Work to complete -> Your output must match the records below character for character.

Provided entries ->
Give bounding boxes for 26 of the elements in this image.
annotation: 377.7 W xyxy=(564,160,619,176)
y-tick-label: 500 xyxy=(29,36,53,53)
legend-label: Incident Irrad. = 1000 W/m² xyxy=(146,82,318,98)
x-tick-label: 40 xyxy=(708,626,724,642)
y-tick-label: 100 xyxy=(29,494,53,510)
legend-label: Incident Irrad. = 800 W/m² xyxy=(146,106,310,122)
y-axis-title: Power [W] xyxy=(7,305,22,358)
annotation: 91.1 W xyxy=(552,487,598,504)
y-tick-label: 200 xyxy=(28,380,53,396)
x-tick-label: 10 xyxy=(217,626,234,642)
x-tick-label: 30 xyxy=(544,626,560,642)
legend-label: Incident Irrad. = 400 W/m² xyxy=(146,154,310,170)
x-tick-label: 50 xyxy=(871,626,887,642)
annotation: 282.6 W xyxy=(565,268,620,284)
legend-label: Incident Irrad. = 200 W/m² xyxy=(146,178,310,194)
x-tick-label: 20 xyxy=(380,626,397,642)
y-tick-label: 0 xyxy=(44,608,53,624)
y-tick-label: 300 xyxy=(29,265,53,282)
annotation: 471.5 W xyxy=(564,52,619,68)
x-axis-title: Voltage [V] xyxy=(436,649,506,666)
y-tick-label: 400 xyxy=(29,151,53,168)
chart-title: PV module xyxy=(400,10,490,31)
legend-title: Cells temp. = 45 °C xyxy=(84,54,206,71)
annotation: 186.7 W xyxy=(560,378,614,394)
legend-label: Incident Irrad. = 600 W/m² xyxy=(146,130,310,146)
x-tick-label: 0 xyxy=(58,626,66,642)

Response to the exercise ->
Give bounding boxes for 26 of the elements in this image.
annotation: 377.7 W xyxy=(564,160,619,176)
y-tick-label: 500 xyxy=(29,36,53,53)
legend-label: Incident Irrad. = 1000 W/m² xyxy=(146,82,318,98)
x-tick-label: 40 xyxy=(708,626,724,642)
y-tick-label: 100 xyxy=(29,494,53,510)
legend-label: Incident Irrad. = 800 W/m² xyxy=(146,106,310,122)
y-axis-title: Power [W] xyxy=(7,305,22,358)
annotation: 91.1 W xyxy=(552,487,598,504)
y-tick-label: 200 xyxy=(28,380,53,396)
x-tick-label: 10 xyxy=(217,626,234,642)
x-tick-label: 30 xyxy=(544,626,560,642)
legend-label: Incident Irrad. = 400 W/m² xyxy=(146,154,310,170)
x-tick-label: 50 xyxy=(871,626,887,642)
annotation: 282.6 W xyxy=(565,268,620,284)
legend-label: Incident Irrad. = 200 W/m² xyxy=(146,178,310,194)
x-tick-label: 20 xyxy=(380,626,397,642)
y-tick-label: 0 xyxy=(44,608,53,624)
y-tick-label: 300 xyxy=(29,265,53,282)
annotation: 471.5 W xyxy=(564,52,619,68)
x-axis-title: Voltage [V] xyxy=(436,649,506,666)
y-tick-label: 400 xyxy=(29,151,53,168)
chart-title: PV module xyxy=(400,10,490,31)
legend-title: Cells temp. = 45 °C xyxy=(84,54,206,71)
annotation: 186.7 W xyxy=(560,378,614,394)
legend-label: Incident Irrad. = 600 W/m² xyxy=(146,130,310,146)
x-tick-label: 0 xyxy=(58,626,66,642)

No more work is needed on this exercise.